— BEGIN —

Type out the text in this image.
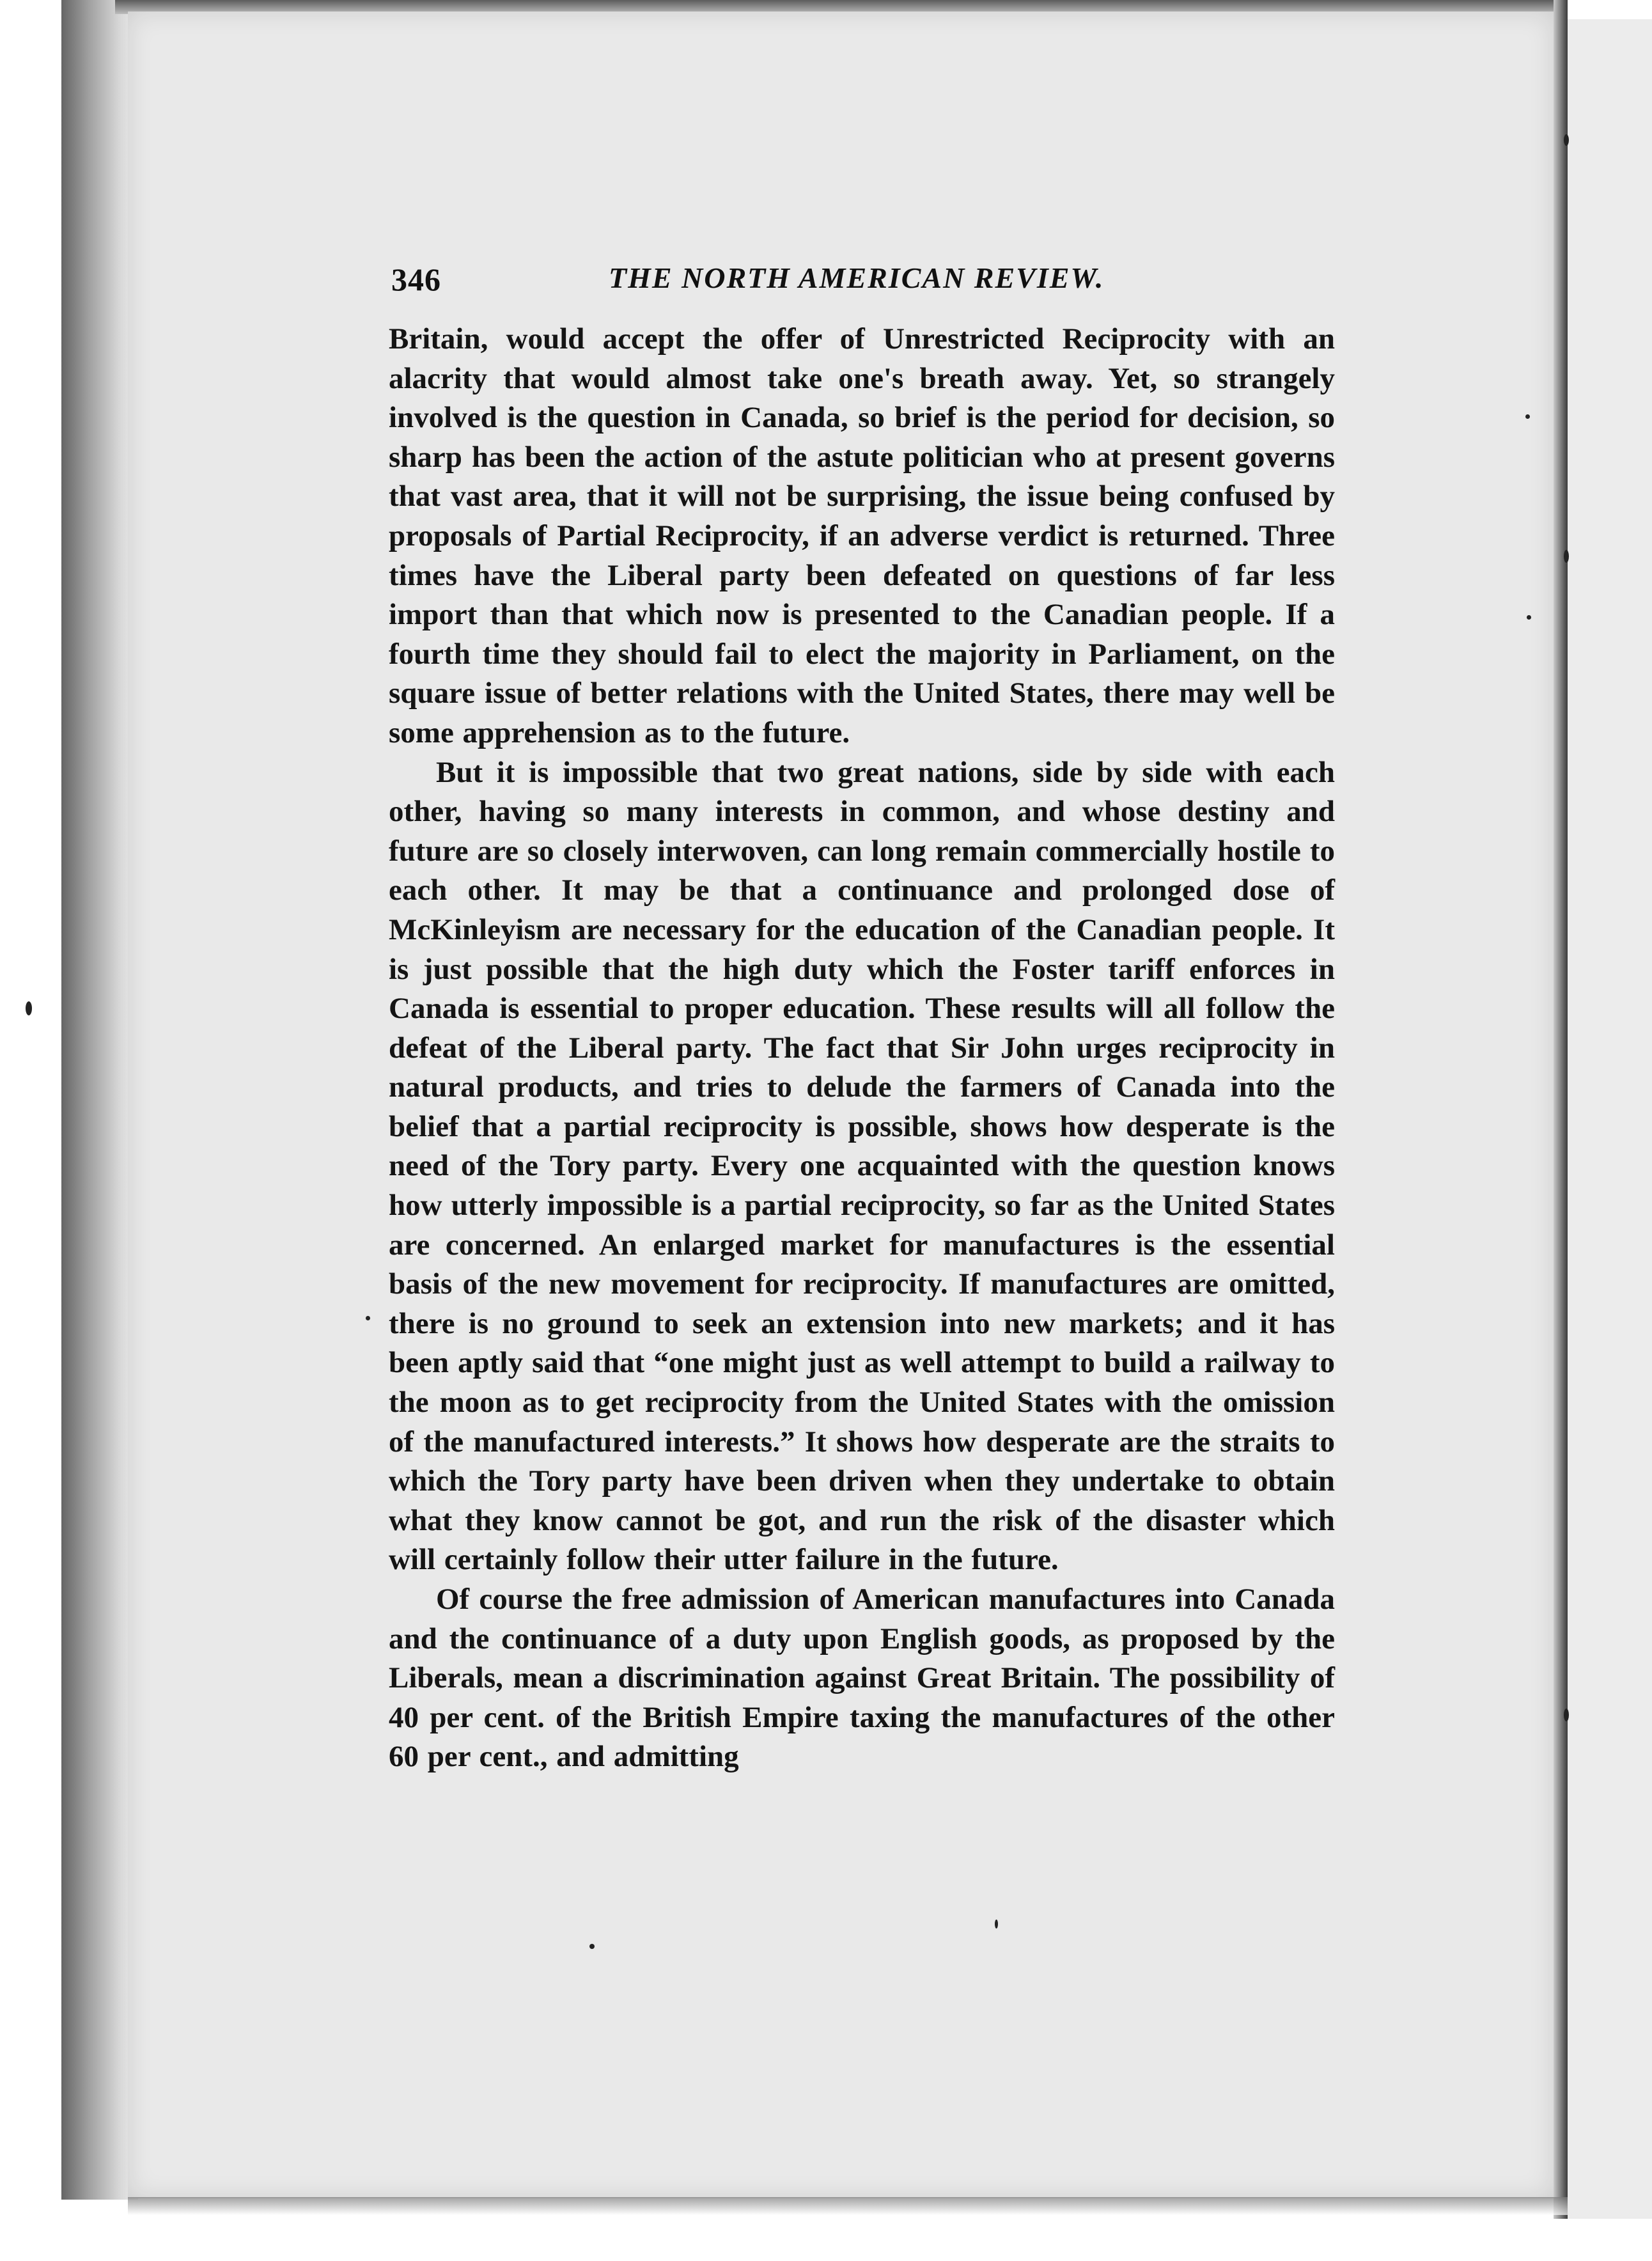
346	THE NORTH AMERICAN REVIEW.

Britain, would accept the offer of Unrestricted Reciprocity with an alacrity that would almost take one's breath away. Yet, so strangely involved is the question in Canada, so brief is the period for decision, so sharp has been the action of the astute politician who at present governs that vast area, that it will not be surprising, the issue being confused by proposals of Partial Reciprocity, if an adverse verdict is returned. Three times have the Liberal party been defeated on questions of far less import than that which now is presented to the Canadian people. If a fourth time they should fail to elect the majority in Parliament, on the square issue of better relations with the United States, there may well be some apprehension as to the future.

But it is impossible that two great nations, side by side with each other, having so many interests in common, and whose destiny and future are so closely interwoven, can long remain commercially hostile to each other. It may be that a continuance and prolonged dose of McKinleyism are necessary for the education of the Canadian people. It is just possible that the high duty which the Foster tariff enforces in Canada is essential to proper education. These results will all follow the defeat of the Liberal party. The fact that Sir John urges reciprocity in natural products, and tries to delude the farmers of Canada into the belief that a partial reciprocity is possible, shows how desperate is the need of the Tory party. Every one acquainted with the question knows how utterly impossible is a partial reciprocity, so far as the United States are concerned. An enlarged market for manufactures is the essential basis of the new movement for reciprocity. If manufactures are omitted, there is no ground to seek an extension into new markets; and it has been aptly said that “one might just as well attempt to build a railway to the moon as to get reciprocity from the United States with the omission of the manufactured interests.” It shows how desperate are the straits to which the Tory party have been driven when they undertake to obtain what they know cannot be got, and run the risk of the disaster which will certainly follow their utter failure in the future.

Of course the free admission of American manufactures into Canada and the continuance of a duty upon English goods, as proposed by the Liberals, mean a discrimination against Great Britain. The possibility of 40 per cent. of the British Empire taxing the manufactures of the other 60 per cent., and admitting
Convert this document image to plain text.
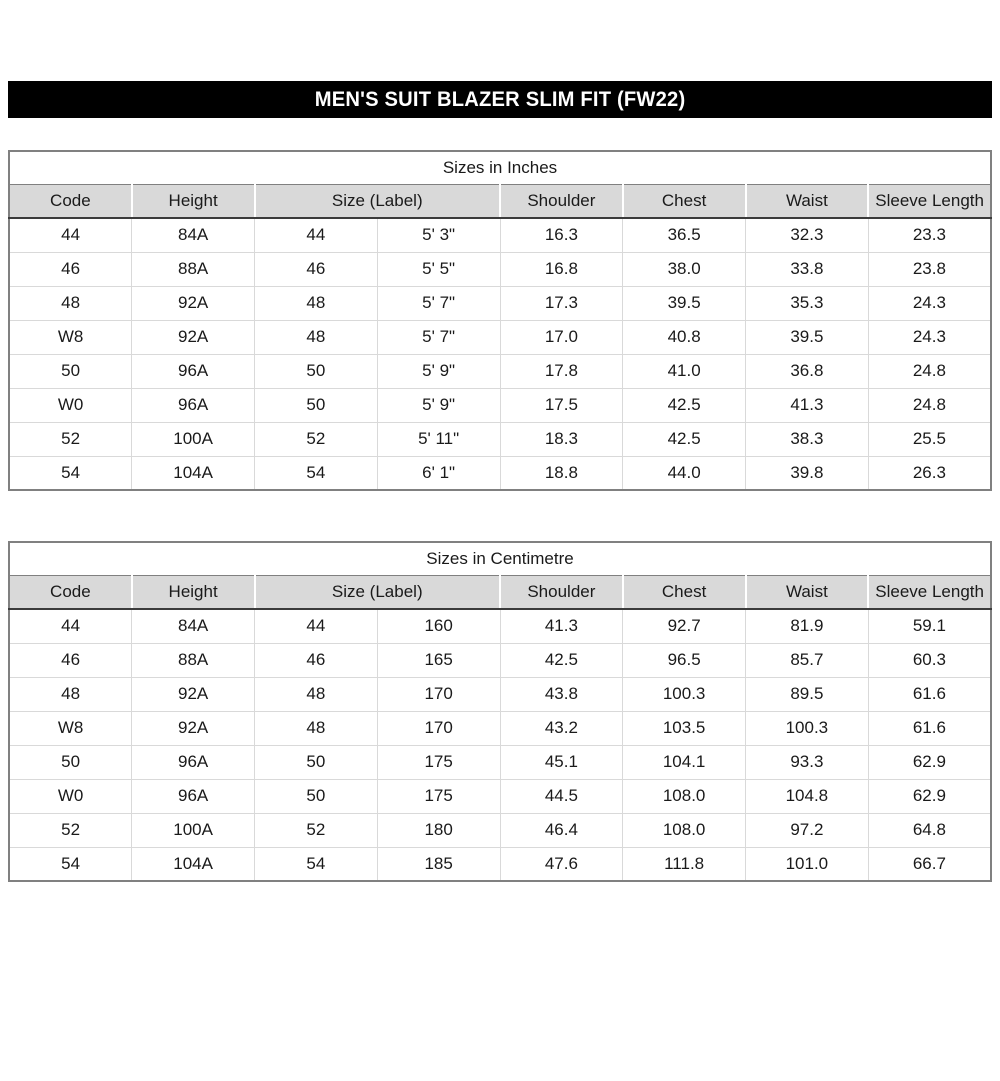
MEN'S SUIT BLAZER SLIM FIT (FW22)
Sizes in Inches							
Code	Height	Size (Label)		Shoulder	Chest	Waist	Sleeve Length
44	84A	44	5' 3"	16.3	36.5	32.3	23.3
46	88A	46	5' 5"	16.8	38.0	33.8	23.8
48	92A	48	5' 7"	17.3	39.5	35.3	24.3
W8	92A	48	5' 7"	17.0	40.8	39.5	24.3
50	96A	50	5' 9"	17.8	41.0	36.8	24.8
W0	96A	50	5' 9"	17.5	42.5	41.3	24.8
52	100A	52	5' 11"	18.3	42.5	38.3	25.5
54	104A	54	6' 1"	18.8	44.0	39.8	26.3
Sizes in Centimetre							
Code	Height	Size (Label)		Shoulder	Chest	Waist	Sleeve Length
44	84A	44	160	41.3	92.7	81.9	59.1
46	88A	46	165	42.5	96.5	85.7	60.3
48	92A	48	170	43.8	100.3	89.5	61.6
W8	92A	48	170	43.2	103.5	100.3	61.6
50	96A	50	175	45.1	104.1	93.3	62.9
W0	96A	50	175	44.5	108.0	104.8	62.9
52	100A	52	180	46.4	108.0	97.2	64.8
54	104A	54	185	47.6	111.8	101.0	66.7
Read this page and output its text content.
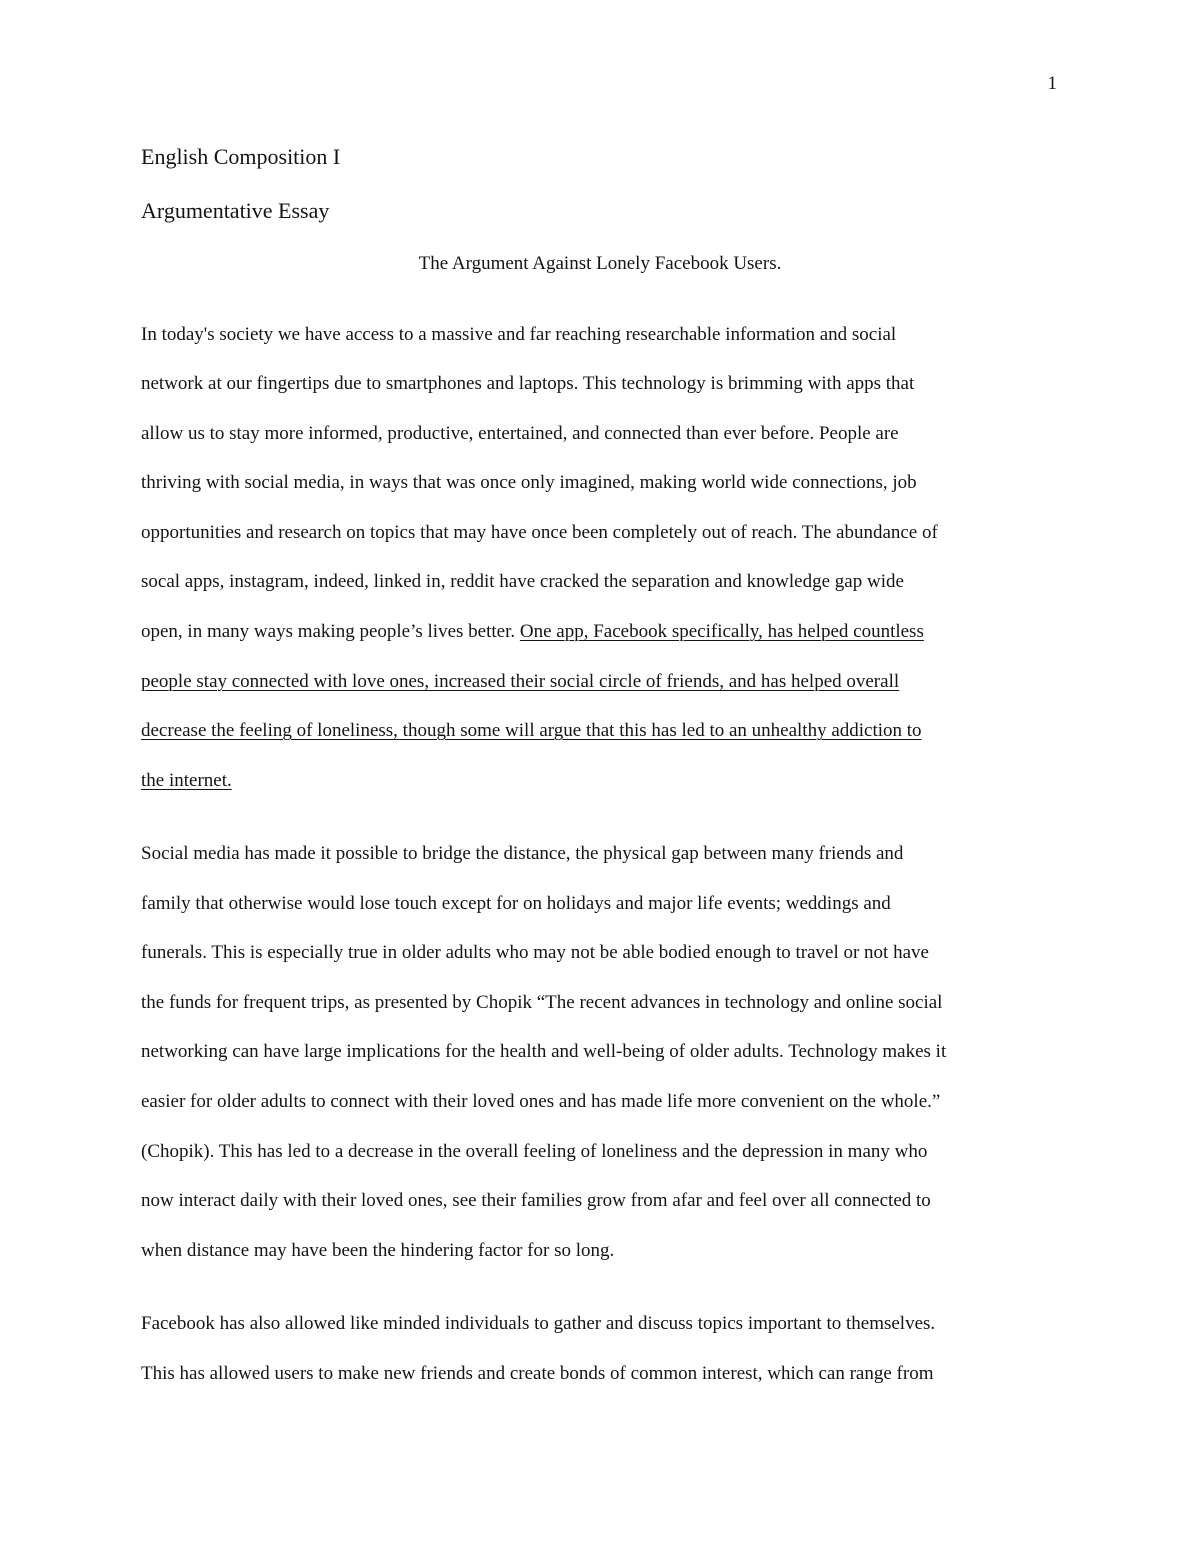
1
English Composition I
Argumentative Essay
The Argument Against Lonely Facebook Users.
In today's society we have access to a massive and far reaching researchable information and social
network at our fingertips due to smartphones and laptops. This technology is brimming with apps that
allow us to stay more informed, productive, entertained, and connected than ever before. People are
thriving with social media, in ways that was once only imagined, making world wide connections, job
opportunities and research on topics that may have once been completely out of reach. The abundance of
socal apps, instagram, indeed, linked in, reddit have cracked the separation and knowledge gap wide
open, in many ways making people’s lives better. One app, Facebook specifically, has helped countless
people stay connected with love ones, increased their social circle of friends, and has helped overall
decrease the feeling of loneliness, though some will argue that this has led to an unhealthy addiction to
the internet.
Social media has made it possible to bridge the distance, the physical gap between many friends and
family that otherwise would lose touch except for on holidays and major life events; weddings and
funerals. This is especially true in older adults who may not be able bodied enough to travel or not have
the funds for frequent trips, as presented by Chopik “The recent advances in technology and online social
networking can have large implications for the health and well-being of older adults. Technology makes it
easier for older adults to connect with their loved ones and has made life more convenient on the whole.”
(Chopik). This has led to a decrease in the overall feeling of loneliness and the depression in many who
now interact daily with their loved ones, see their families grow from afar and feel over all connected to
when distance may have been the hindering factor for so long.
Facebook has also allowed like minded individuals to gather and discuss topics important to themselves.
This has allowed users to make new friends and create bonds of common interest, which can range from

— END —

**Your task:** Nothing in the entries should change as you copy them, except that the pictures are left out.

**Response:**
Type out the text in this image.
346	THE NORTH AMERICAN REVIEW.

Britain, would accept the offer of Unrestricted Reciprocity with an alacrity that would almost take one's breath away. Yet, so strangely involved is the question in Canada, so brief is the period for decision, so sharp has been the action of the astute politician who at present governs that vast area, that it will not be surprising, the issue being confused by proposals of Partial Reciprocity, if an adverse verdict is returned. Three times have the Liberal party been defeated on questions of far less import than that which now is presented to the Canadian people. If a fourth time they should fail to elect the majority in Parliament, on the square issue of better relations with the United States, there may well be some apprehension as to the future.

But it is impossible that two great nations, side by side with each other, having so many interests in common, and whose destiny and future are so closely interwoven, can long remain commercially hostile to each other. It may be that a continuance and prolonged dose of McKinleyism are necessary for the education of the Canadian people. It is just possible that the high duty which the Foster tariff enforces in Canada is essential to proper education. These results will all follow the defeat of the Liberal party. The fact that Sir John urges reciprocity in natural products, and tries to delude the farmers of Canada into the belief that a partial reciprocity is possible, shows how desperate is the need of the Tory party. Every one acquainted with the question knows how utterly impossible is a partial reciprocity, so far as the United States are concerned. An enlarged market for manufactures is the essential basis of the new movement for reciprocity. If manufactures are omitted, there is no ground to seek an extension into new markets; and it has been aptly said that “one might just as well attempt to build a railway to the moon as to get reciprocity from the United States with the omission of the manufactured interests.” It shows how desperate are the straits to which the Tory party have been driven when they undertake to obtain what they know cannot be got, and run the risk of the disaster which will certainly follow their utter failure in the future.

Of course the free admission of American manufactures into Canada and the continuance of a duty upon English goods, as proposed by the Liberals, mean a discrimination against Great Britain. The possibility of 40 per cent. of the British Empire taxing the manufactures of the other 60 per cent., and admitting
Convert this document image to plain text.
MEN'S SUIT BLAZER SLIM FIT (FW22)
Sizes in Inches							
Code	Height	Size (Label)		Shoulder	Chest	Waist	Sleeve Length
44	84A	44	5' 3"	16.3	36.5	32.3	23.3
46	88A	46	5' 5"	16.8	38.0	33.8	23.8
48	92A	48	5' 7"	17.3	39.5	35.3	24.3
W8	92A	48	5' 7"	17.0	40.8	39.5	24.3
50	96A	50	5' 9"	17.8	41.0	36.8	24.8
W0	96A	50	5' 9"	17.5	42.5	41.3	24.8
52	100A	52	5' 11"	18.3	42.5	38.3	25.5
54	104A	54	6' 1"	18.8	44.0	39.8	26.3
Sizes in Centimetre							
Code	Height	Size (Label)		Shoulder	Chest	Waist	Sleeve Length
44	84A	44	160	41.3	92.7	81.9	59.1
46	88A	46	165	42.5	96.5	85.7	60.3
48	92A	48	170	43.8	100.3	89.5	61.6
W8	92A	48	170	43.2	103.5	100.3	61.6
50	96A	50	175	45.1	104.1	93.3	62.9
W0	96A	50	175	44.5	108.0	104.8	62.9
52	100A	52	180	46.4	108.0	97.2	64.8
54	104A	54	185	47.6	111.8	101.0	66.7
Read this page and output its text content.
1
English Composition I
Argumentative Essay
The Argument Against Lonely Facebook Users.
In today's society we have access to a massive and far reaching researchable information and social
network at our fingertips due to smartphones and laptops. This technology is brimming with apps that
allow us to stay more informed, productive, entertained, and connected than ever before. People are
thriving with social media, in ways that was once only imagined, making world wide connections, job
opportunities and research on topics that may have once been completely out of reach. The abundance of
socal apps, instagram, indeed, linked in, reddit have cracked the separation and knowledge gap wide
open, in many ways making people’s lives better. One app, Facebook specifically, has helped countless
people stay connected with love ones, increased their social circle of friends, and has helped overall
decrease the feeling of loneliness, though some will argue that this has led to an unhealthy addiction to
the internet.
Social media has made it possible to bridge the distance, the physical gap between many friends and
family that otherwise would lose touch except for on holidays and major life events; weddings and
funerals. This is especially true in older adults who may not be able bodied enough to travel or not have
the funds for frequent trips, as presented by Chopik “The recent advances in technology and online social
networking can have large implications for the health and well-being of older adults. Technology makes it
easier for older adults to connect with their loved ones and has made life more convenient on the whole.”
(Chopik). This has led to a decrease in the overall feeling of loneliness and the depression in many who
now interact daily with their loved ones, see their families grow from afar and feel over all connected to
when distance may have been the hindering factor for so long.
Facebook has also allowed like minded individuals to gather and discuss topics important to themselves.
This has allowed users to make new friends and create bonds of common interest, which can range from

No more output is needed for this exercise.